▼

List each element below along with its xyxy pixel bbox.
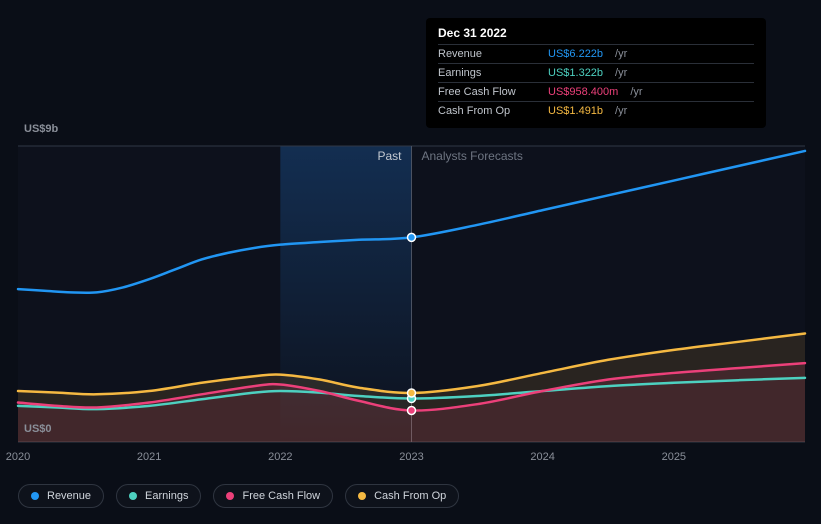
tooltip-row: Revenue US$6.222b/yr xyxy=(438,44,754,63)
x-tick-label: 2023 xyxy=(399,451,423,463)
label-forecast: Analysts Forecasts xyxy=(422,149,523,163)
x-tick-label: 2025 xyxy=(662,451,686,463)
tooltip: Dec 31 2022 Revenue US$6.222b/yr Earnings U… xyxy=(426,18,766,128)
tooltip-row-label: Earnings xyxy=(438,67,538,79)
tooltip-row-unit: /yr xyxy=(615,105,627,117)
legend-dot xyxy=(358,492,366,500)
tooltip-row-value: US$1.322b xyxy=(548,67,603,79)
legend: Revenue Earnings Free Cash Flow Cash From O… xyxy=(18,484,459,508)
legend-label: Free Cash Flow xyxy=(242,490,320,502)
tooltip-row-value: US$1.491b xyxy=(548,105,603,117)
legend-dot xyxy=(129,492,137,500)
x-tick-label: 2022 xyxy=(268,451,292,463)
legend-label: Revenue xyxy=(47,490,91,502)
tooltip-row-value: US$958.400m xyxy=(548,86,618,98)
tooltip-row-unit: /yr xyxy=(615,67,627,79)
y-max-label: US$9b xyxy=(24,123,59,135)
label-past: Past xyxy=(377,149,402,163)
x-tick-label: 2021 xyxy=(137,451,161,463)
legend-item-cfo[interactable]: Cash From Op xyxy=(345,484,459,508)
legend-label: Earnings xyxy=(145,490,188,502)
marker-fcf xyxy=(408,406,416,414)
tooltip-row-value: US$6.222b xyxy=(548,48,603,60)
x-tick-label: 2024 xyxy=(530,451,554,463)
tooltip-row-unit: /yr xyxy=(630,86,642,98)
x-tick-label: 2020 xyxy=(6,451,30,463)
marker-cfo xyxy=(408,389,416,397)
tooltip-date: Dec 31 2022 xyxy=(438,26,754,40)
legend-item-revenue[interactable]: Revenue xyxy=(18,484,104,508)
tooltip-row-label: Revenue xyxy=(438,48,538,60)
tooltip-row: Cash From Op US$1.491b/yr xyxy=(438,101,754,120)
legend-item-earnings[interactable]: Earnings xyxy=(116,484,201,508)
legend-dot xyxy=(226,492,234,500)
y-min-label: US$0 xyxy=(24,423,52,435)
marker-revenue xyxy=(408,233,416,241)
legend-item-fcf[interactable]: Free Cash Flow xyxy=(213,484,333,508)
tooltip-row: Free Cash Flow US$958.400m/yr xyxy=(438,82,754,101)
legend-dot xyxy=(31,492,39,500)
legend-label: Cash From Op xyxy=(374,490,446,502)
tooltip-row-unit: /yr xyxy=(615,48,627,60)
tooltip-row: Earnings US$1.322b/yr xyxy=(438,63,754,82)
chart-container: { "chart": { "width": 821, "height": 524… xyxy=(0,0,821,524)
tooltip-row-label: Free Cash Flow xyxy=(438,86,538,98)
tooltip-row-label: Cash From Op xyxy=(438,105,538,117)
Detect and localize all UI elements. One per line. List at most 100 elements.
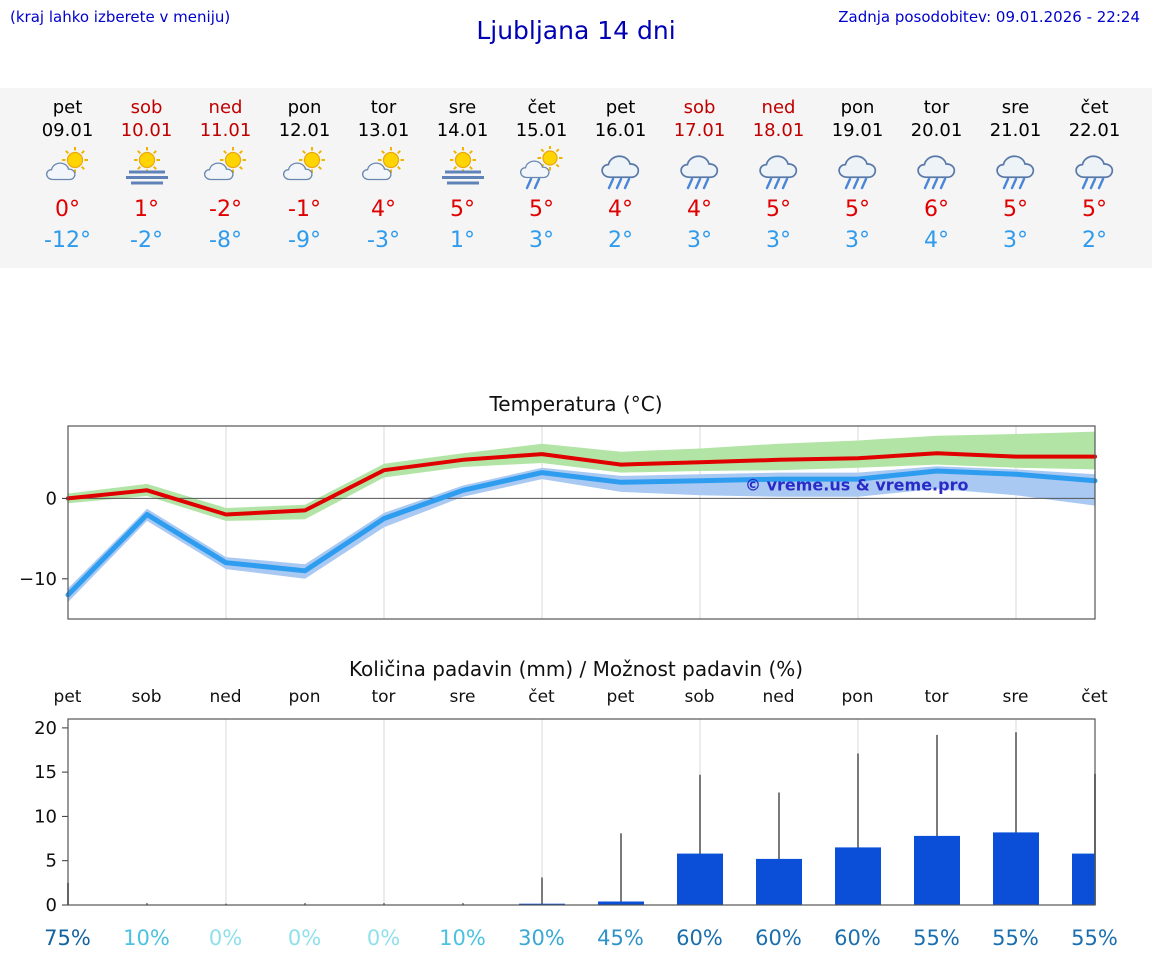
day-name: čet [527, 97, 556, 118]
precipitation-chart-title: Količina padavin (mm) / Možnost padavin … [348, 657, 804, 681]
day-max-temp: 4° [371, 197, 396, 222]
day-columns: pet 09.01 0° -12° sob 10.01 1° -2° ned 11.01 -2° -8… [0, 96, 1152, 256]
day-date: 12.01 [278, 120, 331, 141]
day-name: tor [370, 97, 397, 118]
precip-day-label: ned [209, 687, 242, 707]
day-max-temp: 5° [766, 197, 791, 222]
sun-fog-icon [423, 142, 502, 194]
day-date: 22.01 [1068, 120, 1121, 141]
precip-day-label: sre [449, 687, 476, 707]
partly-cloudy-icon [186, 142, 265, 194]
partly-cloudy-icon [28, 142, 107, 194]
day-forecast-09.01[interactable]: pet 09.01 0° -12° [28, 96, 107, 256]
day-min-temp: 2° [1082, 228, 1107, 253]
precip-bar [677, 853, 723, 905]
day-forecast-11.01[interactable]: ned 11.01 -2° -8° [186, 96, 265, 256]
day-forecast-10.01[interactable]: sob 10.01 1° -2° [107, 96, 186, 256]
day-forecast-19.01[interactable]: pon 19.01 5° 3° [818, 96, 897, 256]
day-forecast-15.01[interactable]: čet 15.01 5° 3° [502, 96, 581, 256]
svg-text:−10: −10 [19, 569, 57, 590]
day-date: 21.01 [989, 120, 1042, 141]
precip-bar [914, 835, 960, 905]
last-update-text: Zadnja posodobitev: 09.01.2026 - 22:24 [838, 8, 1140, 26]
svg-text:0: 0 [46, 488, 57, 509]
day-max-temp: 6° [924, 197, 949, 222]
forecast-strip: pet 09.01 0° -12° sob 10.01 1° -2° ned 11.01 -2° -8… [0, 88, 1152, 268]
watermark: © vreme.us & vreme.pro [745, 475, 968, 494]
rain-icon [897, 142, 976, 194]
svg-text:15: 15 [34, 762, 57, 783]
precip-day-label: čet [528, 687, 555, 707]
day-date: 20.01 [910, 120, 963, 141]
day-name: pon [287, 97, 322, 118]
precip-probability: 0% [287, 926, 322, 950]
day-forecast-12.01[interactable]: pon 12.01 -1° -9° [265, 96, 344, 256]
day-date: 13.01 [357, 120, 410, 141]
rain-icon [976, 142, 1055, 194]
day-max-temp: 5° [845, 197, 870, 222]
day-max-temp: 5° [1003, 197, 1028, 222]
day-max-temp: 4° [687, 197, 712, 222]
rain-icon [660, 142, 739, 194]
day-max-temp: -1° [288, 197, 321, 222]
precip-probability-row: 75% 10% 0% 0% 0% 10% 30% 45% 60% 60% 60% 55% 55% 55% [0, 923, 1152, 953]
day-max-temp: 5° [529, 197, 554, 222]
precipitation-section: Količina padavin (mm) / Možnost padavin … [0, 655, 1152, 953]
precip-probability: 55% [1071, 926, 1118, 950]
precip-probability: 0% [208, 926, 243, 950]
sun-fog-icon [107, 142, 186, 194]
day-max-temp: 5° [1082, 197, 1107, 222]
day-min-temp: -12° [44, 228, 91, 253]
precip-day-label: tor [924, 687, 949, 707]
day-forecast-21.01[interactable]: sre 21.01 5° 3° [976, 96, 1055, 256]
day-forecast-16.01[interactable]: pet 16.01 4° 2° [581, 96, 660, 256]
day-min-temp: 3° [766, 228, 791, 253]
svg-text:20: 20 [34, 718, 57, 739]
precip-day-label: sob [684, 687, 715, 707]
precip-probability: 60% [755, 926, 802, 950]
precip-day-label: tor [371, 687, 396, 707]
precip-bar [756, 858, 802, 905]
svg-text:0: 0 [46, 895, 57, 916]
temperature-section: Temperatura (°C) 0 −10 © vreme.us & vreme.… [0, 390, 1152, 629]
day-forecast-17.01[interactable]: sob 17.01 4° 3° [660, 96, 739, 256]
precip-day-label: pon [841, 687, 874, 707]
day-min-temp: 3° [687, 228, 712, 253]
day-forecast-18.01[interactable]: ned 18.01 5° 3° [739, 96, 818, 256]
precip-probability: 55% [992, 926, 1039, 950]
day-min-temp: 3° [845, 228, 870, 253]
day-min-temp: -2° [130, 228, 163, 253]
rain-icon [1055, 142, 1134, 194]
page-header: (kraj lahko izberete v meniju) Ljubljana… [0, 0, 1152, 54]
day-date: 11.01 [199, 120, 252, 141]
day-date: 18.01 [752, 120, 805, 141]
precip-probability: 60% [676, 926, 723, 950]
min-temp-band [68, 466, 1095, 603]
partly-cloudy-icon [344, 142, 423, 194]
day-min-temp: 3° [529, 228, 554, 253]
location-menu-hint[interactable]: (kraj lahko izberete v meniju) [10, 8, 231, 26]
precip-day-label: sre [1002, 687, 1029, 707]
day-name: ned [761, 97, 796, 118]
day-max-temp: 1° [134, 197, 159, 222]
day-date: 16.01 [594, 120, 647, 141]
precip-bar [519, 903, 565, 905]
temperature-chart: 0 −10 © vreme.us & vreme.pro [19, 425, 1098, 620]
day-date: 14.01 [436, 120, 489, 141]
precipitation-chart: 0 5 10 15 20 [34, 718, 1096, 916]
precip-probability: 75% [44, 926, 91, 950]
day-max-temp: -2° [209, 197, 242, 222]
day-min-temp: -9° [288, 228, 321, 253]
day-name: sob [130, 97, 163, 118]
day-forecast-14.01[interactable]: sre 14.01 5° 1° [423, 96, 502, 256]
day-min-temp: 4° [924, 228, 949, 253]
precip-day-label-row: pet sob ned pon tor sre čet pet sob ned pon tor sre č… [0, 685, 1152, 709]
page-title: Ljubljana 14 dni [476, 16, 676, 45]
day-forecast-22.01[interactable]: čet 22.01 5° 2° [1055, 96, 1134, 256]
day-forecast-20.01[interactable]: tor 20.01 6° 4° [897, 96, 976, 256]
precip-bar [835, 847, 881, 905]
day-forecast-13.01[interactable]: tor 13.01 4° -3° [344, 96, 423, 256]
rain-icon [581, 142, 660, 194]
precip-day-label: pon [288, 687, 321, 707]
precip-day-label: ned [762, 687, 795, 707]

▲

#### WHAT THIS TASK INVOLVES
Copy word for word the part of the entries that opens with the line containing "tooltip-row: Revenue US$6.222b/yr" and closes with the line containing "tooltip-row-label: Earnings xyxy=(438,67,538,79)", including both of those lines.

#### WRITTEN ANSWER
tooltip-row: Revenue US$6.222b/yr xyxy=(438,44,754,63)
x-tick-label: 2023 xyxy=(399,451,423,463)
label-forecast: Analysts Forecasts xyxy=(422,149,523,163)
x-tick-label: 2025 xyxy=(662,451,686,463)
tooltip: Dec 31 2022 Revenue US$6.222b/yr Earnings U… xyxy=(426,18,766,128)
tooltip-row-label: Earnings xyxy=(438,67,538,79)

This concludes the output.